◆ Work instructions ◆
Quote the listing in full, exactly as given, minus any pictures.

◆ Listed records ◆
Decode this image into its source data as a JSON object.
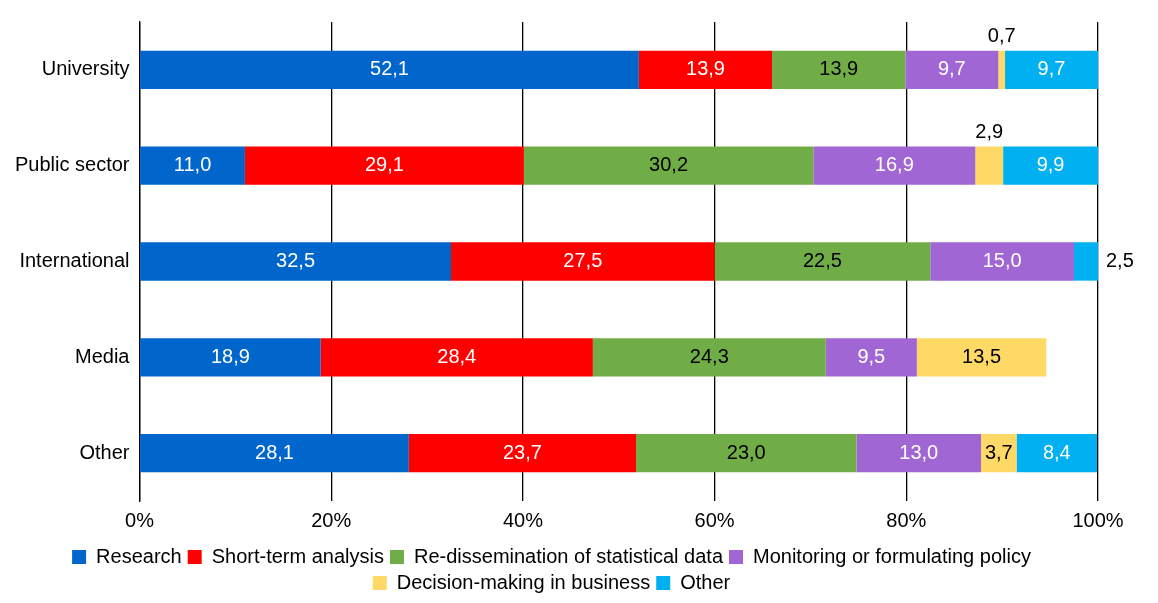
{
  "chart_data": {
    "type": "bar",
    "orientation": "horizontal",
    "stacked": true,
    "categories": [
      "University",
      "Public sector",
      "International",
      "Media",
      "Other"
    ],
    "series": [
      {
        "name": "Research",
        "color": "#0066cc",
        "values": [
          52.1,
          11.0,
          32.5,
          18.9,
          28.1
        ],
        "value_labels": [
          "52,1",
          "11,0",
          "32,5",
          "18,9",
          "28,1"
        ]
      },
      {
        "name": "Short-term analysis",
        "color": "#ff0000",
        "values": [
          13.9,
          29.1,
          27.5,
          28.4,
          23.7
        ],
        "value_labels": [
          "13,9",
          "29,1",
          "27,5",
          "28,4",
          "23,7"
        ]
      },
      {
        "name": "Re-dissemination of statistical data",
        "color": "#70ad47",
        "values": [
          13.9,
          30.2,
          22.5,
          24.3,
          23.0
        ],
        "value_labels": [
          "13,9",
          "30,2",
          "22,5",
          "24,3",
          "23,0"
        ]
      },
      {
        "name": "Monitoring or formulating policy",
        "color": "#a066d3",
        "values": [
          9.7,
          16.9,
          15.0,
          9.5,
          13.0
        ],
        "value_labels": [
          "9,7",
          "16,9",
          "15,0",
          "9,5",
          "13,0"
        ]
      },
      {
        "name": "Decision-making in business",
        "color": "#ffd966",
        "values": [
          0.7,
          2.9,
          null,
          13.5,
          3.7
        ],
        "value_labels": [
          "0,7",
          "2,9",
          null,
          "13,5",
          "3,7"
        ]
      },
      {
        "name": "Other",
        "color": "#00b0f0",
        "values": [
          9.7,
          9.9,
          2.5,
          null,
          8.4
        ],
        "value_labels": [
          "9,7",
          "9,9",
          "2,5",
          null,
          "8,4"
        ]
      }
    ],
    "xlim": [
      0,
      100
    ],
    "xticks": [
      {
        "value": 0,
        "label": "0%"
      },
      {
        "value": 20,
        "label": "20%"
      },
      {
        "value": 40,
        "label": "40%"
      },
      {
        "value": 60,
        "label": "60%"
      },
      {
        "value": 80,
        "label": "80%"
      },
      {
        "value": 100,
        "label": "100%"
      }
    ],
    "grid": "x",
    "legend": "bottom"
  }
}
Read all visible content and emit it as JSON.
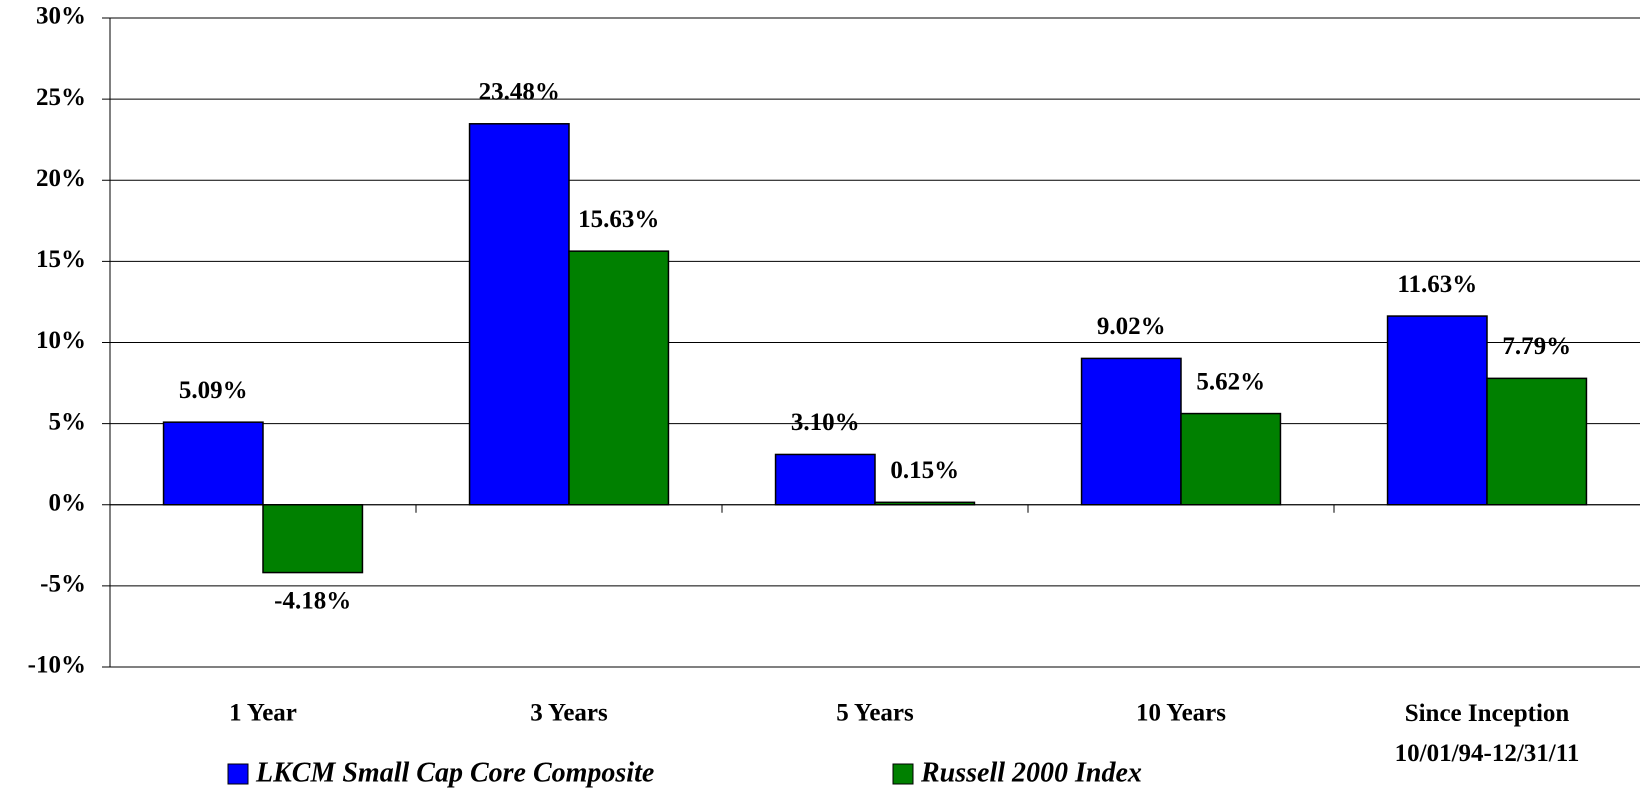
{
  "chart_data": {
    "type": "bar",
    "categories": [
      "1 Year",
      "3 Years",
      "5 Years",
      "10 Years",
      "Since Inception\n10/01/94-12/31/11"
    ],
    "series": [
      {
        "name": "LKCM Small Cap Core Composite",
        "color": "#0000ff",
        "values": [
          5.09,
          23.48,
          3.1,
          9.02,
          11.63
        ],
        "value_labels": [
          "5.09%",
          "23.48%",
          "3.10%",
          "9.02%",
          "11.63%"
        ]
      },
      {
        "name": "Russell 2000 Index",
        "color": "#008000",
        "values": [
          -4.18,
          15.63,
          0.15,
          5.62,
          7.79
        ],
        "value_labels": [
          "-4.18%",
          "15.63%",
          "0.15%",
          "5.62%",
          "7.79%"
        ]
      }
    ],
    "ylim": [
      -10,
      30
    ],
    "yticks": [
      {
        "value": -10,
        "label": "-10%"
      },
      {
        "value": -5,
        "label": "-5%"
      },
      {
        "value": 0,
        "label": "0%"
      },
      {
        "value": 5,
        "label": "5%"
      },
      {
        "value": 10,
        "label": "10%"
      },
      {
        "value": 15,
        "label": "15%"
      },
      {
        "value": 20,
        "label": "20%"
      },
      {
        "value": 25,
        "label": "25%"
      },
      {
        "value": 30,
        "label": "30%"
      }
    ],
    "grid": true,
    "legend": "bottom"
  }
}
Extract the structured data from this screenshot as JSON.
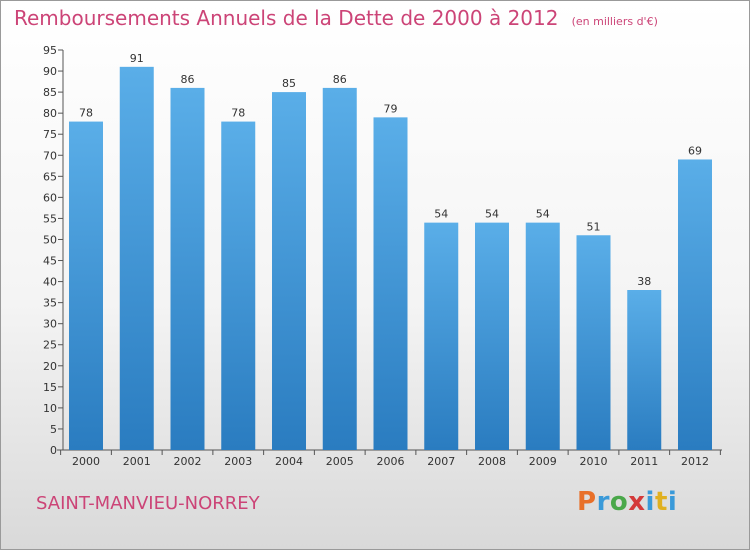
{
  "header": {
    "title": "Remboursements Annuels de la Dette de 2000 à 2012",
    "subtitle": "(en milliers d'€)"
  },
  "footer": {
    "commune": "SAINT-MANVIEU-NORREY",
    "logo": "Proxiti"
  },
  "colors": {
    "bar_light": "#5aaee8",
    "bar_dark": "#2a7cc0",
    "title": "#cc4477",
    "logo_letters": [
      "#e8702a",
      "#3a9ad9",
      "#4aa84a",
      "#d43a3a",
      "#3a9ad9",
      "#e0b020",
      "#3a9ad9"
    ]
  },
  "chart_data": {
    "type": "bar",
    "title": "Remboursements Annuels de la Dette de 2000 à 2012",
    "subtitle": "(en milliers d'€)",
    "categories": [
      "2000",
      "2001",
      "2002",
      "2003",
      "2004",
      "2005",
      "2006",
      "2007",
      "2008",
      "2009",
      "2010",
      "2011",
      "2012"
    ],
    "values": [
      78,
      91,
      86,
      78,
      85,
      86,
      79,
      54,
      54,
      54,
      51,
      38,
      69
    ],
    "xlabel": "",
    "ylabel": "",
    "ylim": [
      0,
      95
    ],
    "yticks": [
      0,
      5,
      10,
      15,
      20,
      25,
      30,
      35,
      40,
      45,
      50,
      55,
      60,
      65,
      70,
      75,
      80,
      85,
      90,
      95
    ],
    "grid": false
  }
}
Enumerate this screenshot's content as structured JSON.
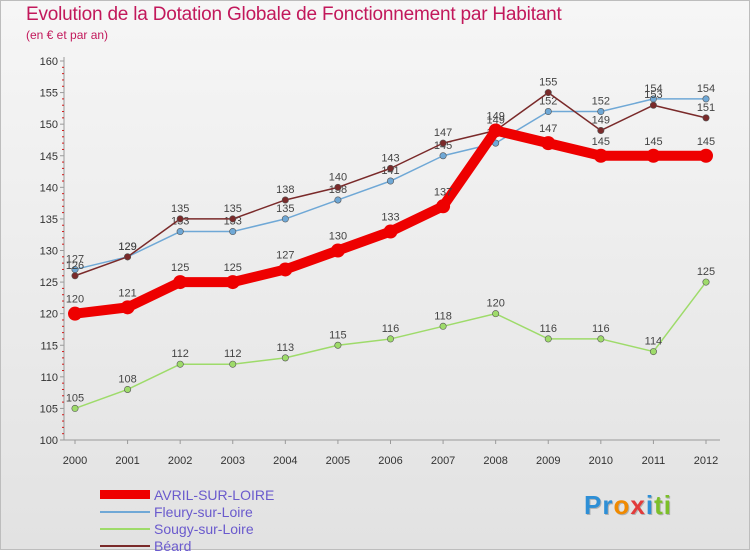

◆ Reply to the exercise ◆
Decode this image into its source data as a JSON object.
{
  "chart_data": {
    "type": "bar",
    "orientation": "horizontal",
    "stacked": true,
    "categories": [
      "University",
      "Public sector",
      "International",
      "Media",
      "Other"
    ],
    "series": [
      {
        "name": "Research",
        "color": "#0066cc",
        "values": [
          52.1,
          11.0,
          32.5,
          18.9,
          28.1
        ],
        "value_labels": [
          "52,1",
          "11,0",
          "32,5",
          "18,9",
          "28,1"
        ]
      },
      {
        "name": "Short-term analysis",
        "color": "#ff0000",
        "values": [
          13.9,
          29.1,
          27.5,
          28.4,
          23.7
        ],
        "value_labels": [
          "13,9",
          "29,1",
          "27,5",
          "28,4",
          "23,7"
        ]
      },
      {
        "name": "Re-dissemination of statistical data",
        "color": "#70ad47",
        "values": [
          13.9,
          30.2,
          22.5,
          24.3,
          23.0
        ],
        "value_labels": [
          "13,9",
          "30,2",
          "22,5",
          "24,3",
          "23,0"
        ]
      },
      {
        "name": "Monitoring or formulating policy",
        "color": "#a066d3",
        "values": [
          9.7,
          16.9,
          15.0,
          9.5,
          13.0
        ],
        "value_labels": [
          "9,7",
          "16,9",
          "15,0",
          "9,5",
          "13,0"
        ]
      },
      {
        "name": "Decision-making in business",
        "color": "#ffd966",
        "values": [
          0.7,
          2.9,
          null,
          13.5,
          3.7
        ],
        "value_labels": [
          "0,7",
          "2,9",
          null,
          "13,5",
          "3,7"
        ]
      },
      {
        "name": "Other",
        "color": "#00b0f0",
        "values": [
          9.7,
          9.9,
          2.5,
          null,
          8.4
        ],
        "value_labels": [
          "9,7",
          "9,9",
          "2,5",
          null,
          "8,4"
        ]
      }
    ],
    "xlim": [
      0,
      100
    ],
    "xticks": [
      {
        "value": 0,
        "label": "0%"
      },
      {
        "value": 20,
        "label": "20%"
      },
      {
        "value": 40,
        "label": "40%"
      },
      {
        "value": 60,
        "label": "60%"
      },
      {
        "value": 80,
        "label": "80%"
      },
      {
        "value": 100,
        "label": "100%"
      }
    ],
    "grid": "x",
    "legend": "bottom"
  }
}
Read all visible content and emit it as JSON.
{
  "chart_data": {
    "type": "bar",
    "categories": [
      "1 Year",
      "3 Years",
      "5 Years",
      "10 Years",
      "Since Inception\n10/01/94-12/31/11"
    ],
    "series": [
      {
        "name": "LKCM Small Cap Core Composite",
        "color": "#0000ff",
        "values": [
          5.09,
          23.48,
          3.1,
          9.02,
          11.63
        ],
        "value_labels": [
          "5.09%",
          "23.48%",
          "3.10%",
          "9.02%",
          "11.63%"
        ]
      },
      {
        "name": "Russell 2000 Index",
        "color": "#008000",
        "values": [
          -4.18,
          15.63,
          0.15,
          5.62,
          7.79
        ],
        "value_labels": [
          "-4.18%",
          "15.63%",
          "0.15%",
          "5.62%",
          "7.79%"
        ]
      }
    ],
    "ylim": [
      -10,
      30
    ],
    "yticks": [
      {
        "value": -10,
        "label": "-10%"
      },
      {
        "value": -5,
        "label": "-5%"
      },
      {
        "value": 0,
        "label": "0%"
      },
      {
        "value": 5,
        "label": "5%"
      },
      {
        "value": 10,
        "label": "10%"
      },
      {
        "value": 15,
        "label": "15%"
      },
      {
        "value": 20,
        "label": "20%"
      },
      {
        "value": 25,
        "label": "25%"
      },
      {
        "value": 30,
        "label": "30%"
      }
    ],
    "grid": true,
    "legend": "bottom"
  }
}
Extract the structured data from this screenshot as JSON.
{
  "header": {
    "title": "Remboursements Annuels de la Dette de 2000 à 2012",
    "subtitle": "(en milliers d'€)"
  },
  "footer": {
    "commune": "SAINT-MANVIEU-NORREY",
    "logo": "Proxiti"
  },
  "colors": {
    "bar_light": "#5aaee8",
    "bar_dark": "#2a7cc0",
    "title": "#cc4477",
    "logo_letters": [
      "#e8702a",
      "#3a9ad9",
      "#4aa84a",
      "#d43a3a",
      "#3a9ad9",
      "#e0b020",
      "#3a9ad9"
    ]
  },
  "chart_data": {
    "type": "bar",
    "title": "Remboursements Annuels de la Dette de 2000 à 2012",
    "subtitle": "(en milliers d'€)",
    "categories": [
      "2000",
      "2001",
      "2002",
      "2003",
      "2004",
      "2005",
      "2006",
      "2007",
      "2008",
      "2009",
      "2010",
      "2011",
      "2012"
    ],
    "values": [
      78,
      91,
      86,
      78,
      85,
      86,
      79,
      54,
      54,
      54,
      51,
      38,
      69
    ],
    "xlabel": "",
    "ylabel": "",
    "ylim": [
      0,
      95
    ],
    "yticks": [
      0,
      5,
      10,
      15,
      20,
      25,
      30,
      35,
      40,
      45,
      50,
      55,
      60,
      65,
      70,
      75,
      80,
      85,
      90,
      95
    ],
    "grid": false
  }
}
Enumerate this screenshot's content as structured JSON.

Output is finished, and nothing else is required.